Extracted data entries
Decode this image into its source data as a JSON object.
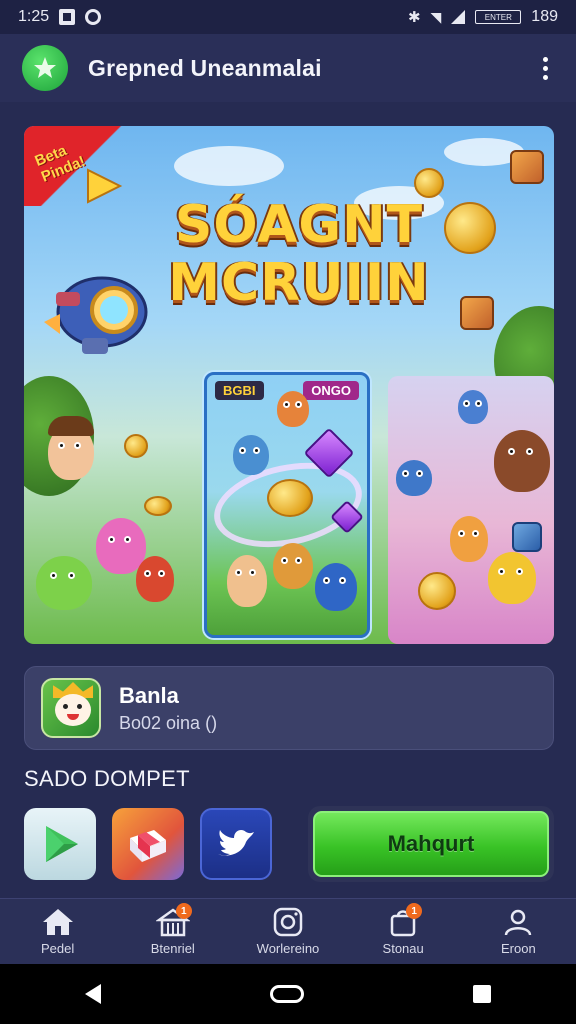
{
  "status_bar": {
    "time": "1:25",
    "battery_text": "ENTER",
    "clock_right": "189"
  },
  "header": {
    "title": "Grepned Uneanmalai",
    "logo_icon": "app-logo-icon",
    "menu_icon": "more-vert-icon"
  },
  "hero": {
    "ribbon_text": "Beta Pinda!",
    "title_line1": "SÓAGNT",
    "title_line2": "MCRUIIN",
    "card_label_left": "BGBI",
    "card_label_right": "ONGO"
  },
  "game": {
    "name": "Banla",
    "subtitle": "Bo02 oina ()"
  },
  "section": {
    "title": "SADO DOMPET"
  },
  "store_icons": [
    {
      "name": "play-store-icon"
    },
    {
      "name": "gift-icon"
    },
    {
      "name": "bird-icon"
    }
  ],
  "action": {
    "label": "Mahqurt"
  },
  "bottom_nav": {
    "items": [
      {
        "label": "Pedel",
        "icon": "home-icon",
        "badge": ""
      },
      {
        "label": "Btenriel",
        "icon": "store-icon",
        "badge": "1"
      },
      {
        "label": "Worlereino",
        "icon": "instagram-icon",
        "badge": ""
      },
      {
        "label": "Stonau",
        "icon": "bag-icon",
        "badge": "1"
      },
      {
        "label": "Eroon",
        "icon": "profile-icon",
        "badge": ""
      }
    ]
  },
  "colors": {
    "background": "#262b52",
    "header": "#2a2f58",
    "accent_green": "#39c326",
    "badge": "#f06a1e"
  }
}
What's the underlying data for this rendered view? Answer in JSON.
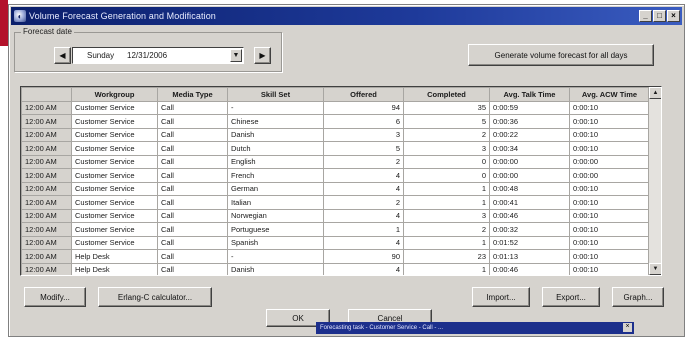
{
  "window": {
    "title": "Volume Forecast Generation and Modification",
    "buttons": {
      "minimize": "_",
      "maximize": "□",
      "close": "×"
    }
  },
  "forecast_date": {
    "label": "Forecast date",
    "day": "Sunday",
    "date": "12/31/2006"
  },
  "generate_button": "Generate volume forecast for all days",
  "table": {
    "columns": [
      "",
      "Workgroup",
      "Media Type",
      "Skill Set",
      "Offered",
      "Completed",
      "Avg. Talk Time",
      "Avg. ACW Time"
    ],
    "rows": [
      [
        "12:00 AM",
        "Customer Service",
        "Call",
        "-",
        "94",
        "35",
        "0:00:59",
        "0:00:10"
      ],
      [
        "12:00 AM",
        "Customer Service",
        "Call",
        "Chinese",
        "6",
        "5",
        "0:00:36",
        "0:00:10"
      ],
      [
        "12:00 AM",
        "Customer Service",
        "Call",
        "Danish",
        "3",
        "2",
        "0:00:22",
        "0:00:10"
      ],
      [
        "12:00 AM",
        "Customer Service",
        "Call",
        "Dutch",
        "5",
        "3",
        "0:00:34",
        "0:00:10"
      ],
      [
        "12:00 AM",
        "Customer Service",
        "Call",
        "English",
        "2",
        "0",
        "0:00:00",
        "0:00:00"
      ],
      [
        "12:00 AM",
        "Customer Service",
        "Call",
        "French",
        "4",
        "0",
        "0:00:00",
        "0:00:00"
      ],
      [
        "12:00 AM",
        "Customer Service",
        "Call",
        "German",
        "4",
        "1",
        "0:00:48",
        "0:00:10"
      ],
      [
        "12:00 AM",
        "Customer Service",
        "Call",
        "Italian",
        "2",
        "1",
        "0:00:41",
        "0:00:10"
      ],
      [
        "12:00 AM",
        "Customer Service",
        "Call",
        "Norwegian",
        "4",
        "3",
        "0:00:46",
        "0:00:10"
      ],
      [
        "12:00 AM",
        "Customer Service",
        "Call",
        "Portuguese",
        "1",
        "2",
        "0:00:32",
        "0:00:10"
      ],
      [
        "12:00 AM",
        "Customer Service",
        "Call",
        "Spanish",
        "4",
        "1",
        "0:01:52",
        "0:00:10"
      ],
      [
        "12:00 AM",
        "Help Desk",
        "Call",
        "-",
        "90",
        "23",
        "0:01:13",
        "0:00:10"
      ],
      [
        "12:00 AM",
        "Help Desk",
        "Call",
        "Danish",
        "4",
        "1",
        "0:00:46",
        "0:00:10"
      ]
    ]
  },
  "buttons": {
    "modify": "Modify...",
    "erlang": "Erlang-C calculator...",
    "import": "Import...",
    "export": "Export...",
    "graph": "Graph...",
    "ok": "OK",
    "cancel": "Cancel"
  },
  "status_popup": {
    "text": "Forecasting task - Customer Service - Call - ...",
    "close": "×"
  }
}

THE EXERCISE: Set down the lines of the records above exactly, apart from the pictures.

TASK RESPONSE:
Decode this image into its source data as a JSON object.
{
  "status_bar": {
    "time": "1:25",
    "battery_text": "ENTER",
    "clock_right": "189"
  },
  "header": {
    "title": "Grepned Uneanmalai",
    "logo_icon": "app-logo-icon",
    "menu_icon": "more-vert-icon"
  },
  "hero": {
    "ribbon_text": "Beta Pinda!",
    "title_line1": "SÓAGNT",
    "title_line2": "MCRUIIN",
    "card_label_left": "BGBI",
    "card_label_right": "ONGO"
  },
  "game": {
    "name": "Banla",
    "subtitle": "Bo02 oina ()"
  },
  "section": {
    "title": "SADO DOMPET"
  },
  "store_icons": [
    {
      "name": "play-store-icon"
    },
    {
      "name": "gift-icon"
    },
    {
      "name": "bird-icon"
    }
  ],
  "action": {
    "label": "Mahqurt"
  },
  "bottom_nav": {
    "items": [
      {
        "label": "Pedel",
        "icon": "home-icon",
        "badge": ""
      },
      {
        "label": "Btenriel",
        "icon": "store-icon",
        "badge": "1"
      },
      {
        "label": "Worlereino",
        "icon": "instagram-icon",
        "badge": ""
      },
      {
        "label": "Stonau",
        "icon": "bag-icon",
        "badge": "1"
      },
      {
        "label": "Eroon",
        "icon": "profile-icon",
        "badge": ""
      }
    ]
  },
  "colors": {
    "background": "#262b52",
    "header": "#2a2f58",
    "accent_green": "#39c326",
    "badge": "#f06a1e"
  }
}
What's the underlying data for this rendered view? Answer in JSON.
{
  "window": {
    "title": "Volume Forecast Generation and Modification",
    "buttons": {
      "minimize": "_",
      "maximize": "□",
      "close": "×"
    }
  },
  "forecast_date": {
    "label": "Forecast date",
    "day": "Sunday",
    "date": "12/31/2006"
  },
  "generate_button": "Generate volume forecast for all days",
  "table": {
    "columns": [
      "",
      "Workgroup",
      "Media Type",
      "Skill Set",
      "Offered",
      "Completed",
      "Avg. Talk Time",
      "Avg. ACW Time"
    ],
    "rows": [
      [
        "12:00 AM",
        "Customer Service",
        "Call",
        "-",
        "94",
        "35",
        "0:00:59",
        "0:00:10"
      ],
      [
        "12:00 AM",
        "Customer Service",
        "Call",
        "Chinese",
        "6",
        "5",
        "0:00:36",
        "0:00:10"
      ],
      [
        "12:00 AM",
        "Customer Service",
        "Call",
        "Danish",
        "3",
        "2",
        "0:00:22",
        "0:00:10"
      ],
      [
        "12:00 AM",
        "Customer Service",
        "Call",
        "Dutch",
        "5",
        "3",
        "0:00:34",
        "0:00:10"
      ],
      [
        "12:00 AM",
        "Customer Service",
        "Call",
        "English",
        "2",
        "0",
        "0:00:00",
        "0:00:00"
      ],
      [
        "12:00 AM",
        "Customer Service",
        "Call",
        "French",
        "4",
        "0",
        "0:00:00",
        "0:00:00"
      ],
      [
        "12:00 AM",
        "Customer Service",
        "Call",
        "German",
        "4",
        "1",
        "0:00:48",
        "0:00:10"
      ],
      [
        "12:00 AM",
        "Customer Service",
        "Call",
        "Italian",
        "2",
        "1",
        "0:00:41",
        "0:00:10"
      ],
      [
        "12:00 AM",
        "Customer Service",
        "Call",
        "Norwegian",
        "4",
        "3",
        "0:00:46",
        "0:00:10"
      ],
      [
        "12:00 AM",
        "Customer Service",
        "Call",
        "Portuguese",
        "1",
        "2",
        "0:00:32",
        "0:00:10"
      ],
      [
        "12:00 AM",
        "Customer Service",
        "Call",
        "Spanish",
        "4",
        "1",
        "0:01:52",
        "0:00:10"
      ],
      [
        "12:00 AM",
        "Help Desk",
        "Call",
        "-",
        "90",
        "23",
        "0:01:13",
        "0:00:10"
      ],
      [
        "12:00 AM",
        "Help Desk",
        "Call",
        "Danish",
        "4",
        "1",
        "0:00:46",
        "0:00:10"
      ]
    ]
  },
  "buttons": {
    "modify": "Modify...",
    "erlang": "Erlang-C calculator...",
    "import": "Import...",
    "export": "Export...",
    "graph": "Graph...",
    "ok": "OK",
    "cancel": "Cancel"
  },
  "status_popup": {
    "text": "Forecasting task - Customer Service - Call - ...",
    "close": "×"
  }
}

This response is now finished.